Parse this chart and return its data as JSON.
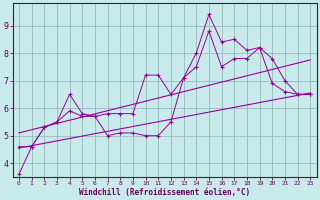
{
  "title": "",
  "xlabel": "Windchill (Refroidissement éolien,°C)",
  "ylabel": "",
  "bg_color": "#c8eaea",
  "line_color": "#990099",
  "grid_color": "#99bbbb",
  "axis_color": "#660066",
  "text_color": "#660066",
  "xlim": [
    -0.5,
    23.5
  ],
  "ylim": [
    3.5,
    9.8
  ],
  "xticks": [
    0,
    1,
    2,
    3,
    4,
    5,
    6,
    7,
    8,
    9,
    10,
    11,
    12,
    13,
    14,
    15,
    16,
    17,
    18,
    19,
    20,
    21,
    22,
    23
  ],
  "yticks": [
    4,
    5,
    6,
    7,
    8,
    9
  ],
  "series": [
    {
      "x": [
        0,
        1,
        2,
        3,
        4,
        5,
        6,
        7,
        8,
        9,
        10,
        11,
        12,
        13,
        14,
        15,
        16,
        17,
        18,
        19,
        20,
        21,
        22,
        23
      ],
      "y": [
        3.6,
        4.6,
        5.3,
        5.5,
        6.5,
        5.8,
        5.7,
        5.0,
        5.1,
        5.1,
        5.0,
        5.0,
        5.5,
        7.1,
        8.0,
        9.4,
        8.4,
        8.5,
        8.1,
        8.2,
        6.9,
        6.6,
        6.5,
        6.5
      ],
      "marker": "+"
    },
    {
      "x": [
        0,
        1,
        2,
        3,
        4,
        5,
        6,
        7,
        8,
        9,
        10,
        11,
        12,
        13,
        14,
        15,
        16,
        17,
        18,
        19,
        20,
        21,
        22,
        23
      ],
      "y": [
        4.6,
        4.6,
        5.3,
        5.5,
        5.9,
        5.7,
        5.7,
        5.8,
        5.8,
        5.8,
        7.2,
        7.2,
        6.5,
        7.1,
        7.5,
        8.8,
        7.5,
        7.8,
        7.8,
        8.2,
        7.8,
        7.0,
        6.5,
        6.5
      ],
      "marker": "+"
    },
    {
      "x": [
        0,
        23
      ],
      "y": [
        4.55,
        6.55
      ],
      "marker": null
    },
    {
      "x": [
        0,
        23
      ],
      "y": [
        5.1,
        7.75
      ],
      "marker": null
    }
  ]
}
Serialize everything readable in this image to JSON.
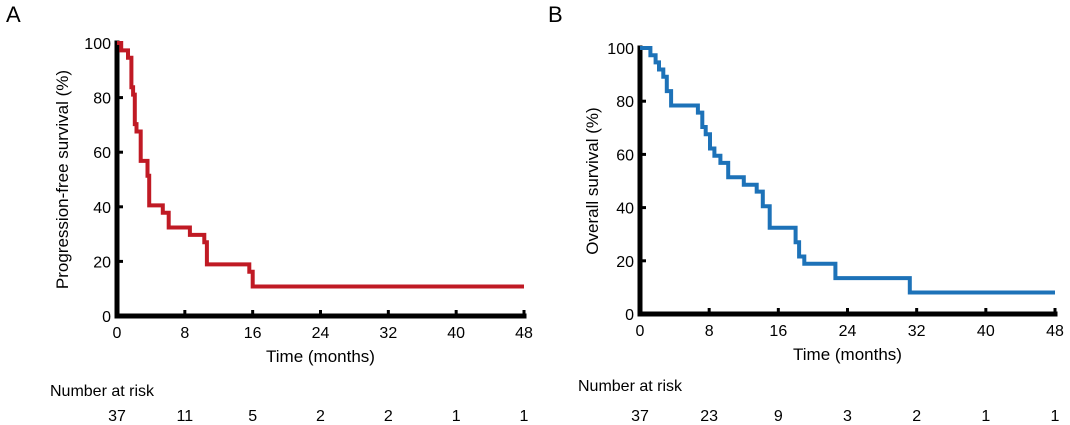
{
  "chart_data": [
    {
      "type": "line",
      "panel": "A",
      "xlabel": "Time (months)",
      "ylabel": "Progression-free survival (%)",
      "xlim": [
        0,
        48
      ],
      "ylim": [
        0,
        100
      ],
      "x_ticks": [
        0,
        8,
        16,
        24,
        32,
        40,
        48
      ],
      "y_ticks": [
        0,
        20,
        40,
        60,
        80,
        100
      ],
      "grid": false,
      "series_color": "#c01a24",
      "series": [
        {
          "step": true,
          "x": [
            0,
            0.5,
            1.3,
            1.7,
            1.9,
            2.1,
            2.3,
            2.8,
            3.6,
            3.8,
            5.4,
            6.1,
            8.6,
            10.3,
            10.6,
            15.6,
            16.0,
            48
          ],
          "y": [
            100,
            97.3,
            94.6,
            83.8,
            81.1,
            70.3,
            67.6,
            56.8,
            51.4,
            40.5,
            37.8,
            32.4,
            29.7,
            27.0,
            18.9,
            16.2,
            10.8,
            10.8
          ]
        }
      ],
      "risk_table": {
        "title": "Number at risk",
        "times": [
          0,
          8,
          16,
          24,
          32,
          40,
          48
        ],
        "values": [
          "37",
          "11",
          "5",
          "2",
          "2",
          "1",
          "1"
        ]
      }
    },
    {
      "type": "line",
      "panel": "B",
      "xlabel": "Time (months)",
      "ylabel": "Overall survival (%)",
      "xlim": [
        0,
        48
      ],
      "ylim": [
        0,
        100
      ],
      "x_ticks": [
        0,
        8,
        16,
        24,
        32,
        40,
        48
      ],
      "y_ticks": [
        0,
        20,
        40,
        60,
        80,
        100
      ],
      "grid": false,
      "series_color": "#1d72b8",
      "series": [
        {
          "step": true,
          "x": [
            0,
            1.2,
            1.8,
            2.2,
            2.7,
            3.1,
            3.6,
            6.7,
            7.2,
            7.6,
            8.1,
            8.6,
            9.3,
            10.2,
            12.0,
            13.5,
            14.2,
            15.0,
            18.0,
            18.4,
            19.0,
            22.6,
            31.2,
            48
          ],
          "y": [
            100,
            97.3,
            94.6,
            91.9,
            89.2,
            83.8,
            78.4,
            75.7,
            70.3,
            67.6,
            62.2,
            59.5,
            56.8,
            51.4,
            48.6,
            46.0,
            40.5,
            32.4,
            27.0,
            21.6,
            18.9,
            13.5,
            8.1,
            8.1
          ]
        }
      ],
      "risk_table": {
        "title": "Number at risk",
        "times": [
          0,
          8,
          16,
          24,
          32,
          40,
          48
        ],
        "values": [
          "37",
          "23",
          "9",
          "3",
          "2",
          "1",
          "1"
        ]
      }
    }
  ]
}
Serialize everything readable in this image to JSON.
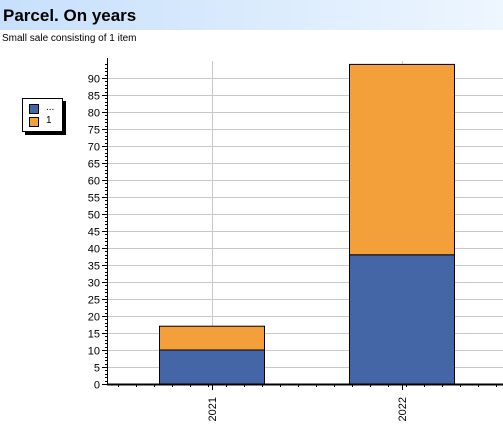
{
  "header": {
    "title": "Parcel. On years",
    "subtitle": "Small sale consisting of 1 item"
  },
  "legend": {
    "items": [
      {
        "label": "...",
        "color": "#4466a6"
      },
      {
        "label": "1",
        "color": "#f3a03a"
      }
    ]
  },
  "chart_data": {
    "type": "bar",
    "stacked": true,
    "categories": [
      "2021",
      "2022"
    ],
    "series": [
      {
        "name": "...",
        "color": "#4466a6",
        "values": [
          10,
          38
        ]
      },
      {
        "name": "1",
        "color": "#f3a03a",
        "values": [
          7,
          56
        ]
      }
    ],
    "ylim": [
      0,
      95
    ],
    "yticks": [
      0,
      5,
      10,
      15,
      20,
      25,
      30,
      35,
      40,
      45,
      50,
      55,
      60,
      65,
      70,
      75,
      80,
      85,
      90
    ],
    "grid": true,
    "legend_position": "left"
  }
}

________

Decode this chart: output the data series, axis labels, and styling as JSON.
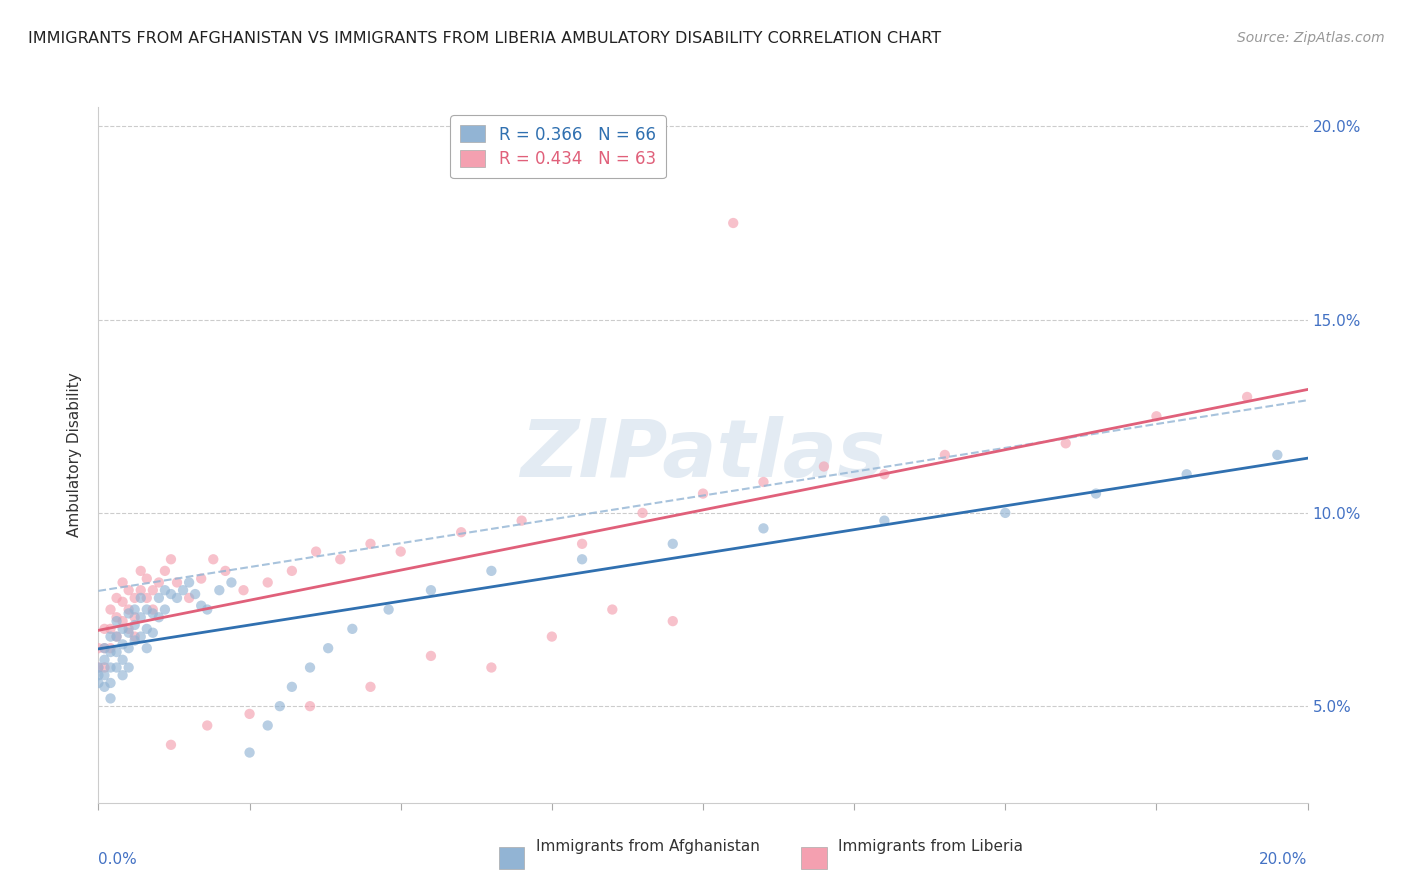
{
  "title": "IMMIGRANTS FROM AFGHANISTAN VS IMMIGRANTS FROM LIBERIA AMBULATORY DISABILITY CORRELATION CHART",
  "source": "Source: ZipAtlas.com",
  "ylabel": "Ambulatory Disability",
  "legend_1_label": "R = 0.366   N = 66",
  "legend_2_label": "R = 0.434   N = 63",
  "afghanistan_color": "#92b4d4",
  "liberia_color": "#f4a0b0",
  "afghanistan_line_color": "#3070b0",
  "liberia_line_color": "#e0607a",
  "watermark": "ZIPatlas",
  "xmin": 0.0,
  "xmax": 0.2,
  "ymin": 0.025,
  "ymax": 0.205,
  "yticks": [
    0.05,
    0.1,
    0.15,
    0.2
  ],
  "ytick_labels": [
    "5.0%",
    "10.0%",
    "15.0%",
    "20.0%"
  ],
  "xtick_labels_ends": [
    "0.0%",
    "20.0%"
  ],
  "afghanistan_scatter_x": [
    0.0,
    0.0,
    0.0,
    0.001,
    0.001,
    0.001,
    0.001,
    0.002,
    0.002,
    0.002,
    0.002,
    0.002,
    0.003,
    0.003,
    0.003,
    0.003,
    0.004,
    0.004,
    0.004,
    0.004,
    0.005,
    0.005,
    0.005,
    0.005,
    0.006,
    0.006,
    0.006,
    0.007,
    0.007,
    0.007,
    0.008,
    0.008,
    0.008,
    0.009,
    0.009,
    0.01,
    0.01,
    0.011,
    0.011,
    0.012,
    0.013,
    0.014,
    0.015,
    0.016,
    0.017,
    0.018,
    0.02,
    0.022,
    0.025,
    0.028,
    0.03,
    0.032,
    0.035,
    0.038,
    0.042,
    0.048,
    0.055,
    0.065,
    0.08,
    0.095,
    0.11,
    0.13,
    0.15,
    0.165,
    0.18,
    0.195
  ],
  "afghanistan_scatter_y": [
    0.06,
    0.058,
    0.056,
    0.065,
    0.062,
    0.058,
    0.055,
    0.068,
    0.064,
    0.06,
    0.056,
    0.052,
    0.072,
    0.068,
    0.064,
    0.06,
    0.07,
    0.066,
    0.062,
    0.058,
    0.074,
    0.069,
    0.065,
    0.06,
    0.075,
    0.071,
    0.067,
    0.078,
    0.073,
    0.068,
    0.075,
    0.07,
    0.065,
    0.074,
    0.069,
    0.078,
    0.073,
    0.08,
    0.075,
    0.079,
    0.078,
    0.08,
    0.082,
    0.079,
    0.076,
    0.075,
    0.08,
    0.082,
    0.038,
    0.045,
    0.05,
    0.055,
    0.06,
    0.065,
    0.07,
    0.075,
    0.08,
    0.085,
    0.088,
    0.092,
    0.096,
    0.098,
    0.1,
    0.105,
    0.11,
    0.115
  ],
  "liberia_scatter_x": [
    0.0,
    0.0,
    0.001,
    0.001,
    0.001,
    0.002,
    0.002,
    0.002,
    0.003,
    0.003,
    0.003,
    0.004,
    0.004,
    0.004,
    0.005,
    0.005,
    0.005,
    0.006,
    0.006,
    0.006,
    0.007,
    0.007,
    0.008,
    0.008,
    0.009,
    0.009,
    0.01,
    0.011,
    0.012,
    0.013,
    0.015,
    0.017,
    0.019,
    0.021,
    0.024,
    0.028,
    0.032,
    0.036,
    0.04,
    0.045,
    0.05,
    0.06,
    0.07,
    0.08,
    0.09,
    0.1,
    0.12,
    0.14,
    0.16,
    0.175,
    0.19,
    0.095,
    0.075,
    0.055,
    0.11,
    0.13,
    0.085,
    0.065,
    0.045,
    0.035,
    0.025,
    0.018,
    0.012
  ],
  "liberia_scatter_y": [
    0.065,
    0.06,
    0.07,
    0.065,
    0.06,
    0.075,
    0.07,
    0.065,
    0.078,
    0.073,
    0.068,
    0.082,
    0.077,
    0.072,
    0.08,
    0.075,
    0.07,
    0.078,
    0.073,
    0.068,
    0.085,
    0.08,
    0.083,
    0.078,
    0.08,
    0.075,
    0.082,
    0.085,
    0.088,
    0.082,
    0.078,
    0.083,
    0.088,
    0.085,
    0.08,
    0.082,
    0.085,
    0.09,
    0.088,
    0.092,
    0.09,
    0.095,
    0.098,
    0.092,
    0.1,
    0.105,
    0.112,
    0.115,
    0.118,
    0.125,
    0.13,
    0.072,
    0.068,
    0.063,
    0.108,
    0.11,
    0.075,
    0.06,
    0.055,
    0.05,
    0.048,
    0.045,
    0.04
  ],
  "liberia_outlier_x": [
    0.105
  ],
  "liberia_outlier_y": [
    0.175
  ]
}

________

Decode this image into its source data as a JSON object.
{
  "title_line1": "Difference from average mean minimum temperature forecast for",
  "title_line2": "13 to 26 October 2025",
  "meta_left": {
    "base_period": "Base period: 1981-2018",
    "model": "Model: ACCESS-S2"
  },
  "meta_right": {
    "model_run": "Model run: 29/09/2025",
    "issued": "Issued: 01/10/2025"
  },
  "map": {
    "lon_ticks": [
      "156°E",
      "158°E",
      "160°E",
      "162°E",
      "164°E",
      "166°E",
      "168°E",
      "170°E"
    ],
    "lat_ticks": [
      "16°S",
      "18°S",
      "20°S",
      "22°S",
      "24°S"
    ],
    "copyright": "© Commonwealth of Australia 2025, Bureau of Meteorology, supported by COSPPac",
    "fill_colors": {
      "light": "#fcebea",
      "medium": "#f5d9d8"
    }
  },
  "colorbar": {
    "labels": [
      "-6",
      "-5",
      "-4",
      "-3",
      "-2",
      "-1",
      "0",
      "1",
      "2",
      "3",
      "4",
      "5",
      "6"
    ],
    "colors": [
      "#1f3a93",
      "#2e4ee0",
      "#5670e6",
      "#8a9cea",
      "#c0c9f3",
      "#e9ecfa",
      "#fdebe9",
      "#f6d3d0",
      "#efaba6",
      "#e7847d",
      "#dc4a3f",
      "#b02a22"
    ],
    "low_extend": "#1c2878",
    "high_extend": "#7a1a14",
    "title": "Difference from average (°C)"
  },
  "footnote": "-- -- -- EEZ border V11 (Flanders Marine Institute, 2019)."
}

________

• _SET TASK_
Your task is to gather all lines from the entries above that hold the word "average".

• _EXERCISE ANSWER_
  "title_line1": "Difference from average mean minimum temperature forecast for",
    "title": "Difference from average (°C)"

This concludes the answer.